• Challenge:
Pull out all lines from the listing below in which the word "monthly" appears.
+--
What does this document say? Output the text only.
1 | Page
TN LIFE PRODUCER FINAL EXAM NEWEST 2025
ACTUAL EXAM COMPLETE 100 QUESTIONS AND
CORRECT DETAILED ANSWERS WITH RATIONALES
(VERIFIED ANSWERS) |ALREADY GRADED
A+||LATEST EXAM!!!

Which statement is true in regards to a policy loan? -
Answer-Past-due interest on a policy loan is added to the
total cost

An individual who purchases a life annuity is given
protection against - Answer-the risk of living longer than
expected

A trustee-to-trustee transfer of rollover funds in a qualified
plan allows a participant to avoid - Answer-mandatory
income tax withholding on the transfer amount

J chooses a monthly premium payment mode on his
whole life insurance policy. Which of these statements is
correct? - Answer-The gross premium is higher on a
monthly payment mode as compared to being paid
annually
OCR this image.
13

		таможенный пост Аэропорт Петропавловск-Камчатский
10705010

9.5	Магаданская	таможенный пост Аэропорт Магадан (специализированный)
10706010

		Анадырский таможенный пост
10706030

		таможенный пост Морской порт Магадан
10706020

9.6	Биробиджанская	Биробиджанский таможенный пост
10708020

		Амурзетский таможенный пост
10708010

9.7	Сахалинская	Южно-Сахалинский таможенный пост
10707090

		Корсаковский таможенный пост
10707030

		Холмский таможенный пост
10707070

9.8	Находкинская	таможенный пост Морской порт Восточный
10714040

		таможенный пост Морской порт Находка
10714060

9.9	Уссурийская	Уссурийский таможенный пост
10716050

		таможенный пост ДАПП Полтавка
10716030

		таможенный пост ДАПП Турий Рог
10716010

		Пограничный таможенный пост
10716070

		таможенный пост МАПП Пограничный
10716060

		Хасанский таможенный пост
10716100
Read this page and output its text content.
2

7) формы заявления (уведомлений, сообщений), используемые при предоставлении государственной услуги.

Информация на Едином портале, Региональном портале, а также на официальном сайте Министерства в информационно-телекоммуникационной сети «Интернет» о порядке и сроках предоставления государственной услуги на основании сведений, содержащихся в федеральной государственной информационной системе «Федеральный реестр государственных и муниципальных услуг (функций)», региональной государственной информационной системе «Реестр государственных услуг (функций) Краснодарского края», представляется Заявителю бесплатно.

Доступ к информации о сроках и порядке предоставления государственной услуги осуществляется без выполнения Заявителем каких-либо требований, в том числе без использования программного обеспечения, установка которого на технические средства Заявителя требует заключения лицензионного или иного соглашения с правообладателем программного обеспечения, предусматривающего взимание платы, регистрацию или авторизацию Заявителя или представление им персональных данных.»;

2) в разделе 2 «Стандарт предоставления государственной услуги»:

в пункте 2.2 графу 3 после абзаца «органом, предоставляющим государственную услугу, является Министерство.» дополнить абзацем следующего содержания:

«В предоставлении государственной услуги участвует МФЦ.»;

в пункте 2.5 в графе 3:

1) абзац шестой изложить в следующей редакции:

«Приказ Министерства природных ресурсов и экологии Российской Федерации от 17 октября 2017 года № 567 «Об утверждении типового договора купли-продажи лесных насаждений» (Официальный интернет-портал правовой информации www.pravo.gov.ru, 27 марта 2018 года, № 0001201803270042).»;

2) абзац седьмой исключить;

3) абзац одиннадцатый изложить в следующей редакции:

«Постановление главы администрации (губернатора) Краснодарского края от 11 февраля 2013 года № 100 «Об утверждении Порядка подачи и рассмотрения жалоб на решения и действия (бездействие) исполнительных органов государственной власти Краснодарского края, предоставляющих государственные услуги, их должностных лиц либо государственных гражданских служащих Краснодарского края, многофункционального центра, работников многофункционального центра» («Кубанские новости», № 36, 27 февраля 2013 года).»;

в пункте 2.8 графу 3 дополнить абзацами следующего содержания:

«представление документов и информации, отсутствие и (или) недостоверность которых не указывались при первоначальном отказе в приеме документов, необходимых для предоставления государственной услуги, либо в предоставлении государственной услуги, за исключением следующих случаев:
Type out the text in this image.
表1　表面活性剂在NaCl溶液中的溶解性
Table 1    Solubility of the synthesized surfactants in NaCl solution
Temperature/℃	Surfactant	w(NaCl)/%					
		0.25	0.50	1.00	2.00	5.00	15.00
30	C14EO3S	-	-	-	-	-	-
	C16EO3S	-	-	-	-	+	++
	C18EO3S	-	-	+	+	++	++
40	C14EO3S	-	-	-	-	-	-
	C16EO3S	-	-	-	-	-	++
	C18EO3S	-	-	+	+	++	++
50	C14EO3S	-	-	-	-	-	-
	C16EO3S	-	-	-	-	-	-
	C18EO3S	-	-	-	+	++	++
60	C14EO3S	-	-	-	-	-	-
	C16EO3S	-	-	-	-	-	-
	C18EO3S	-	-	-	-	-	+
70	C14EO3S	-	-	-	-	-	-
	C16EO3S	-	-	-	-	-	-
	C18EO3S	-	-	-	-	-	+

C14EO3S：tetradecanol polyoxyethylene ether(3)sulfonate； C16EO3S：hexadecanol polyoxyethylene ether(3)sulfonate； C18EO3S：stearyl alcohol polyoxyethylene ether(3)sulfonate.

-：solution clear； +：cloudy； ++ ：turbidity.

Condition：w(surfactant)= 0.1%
+--
• The result:
J chooses a monthly premium payment mode on his
monthly payment mode as compared to being paid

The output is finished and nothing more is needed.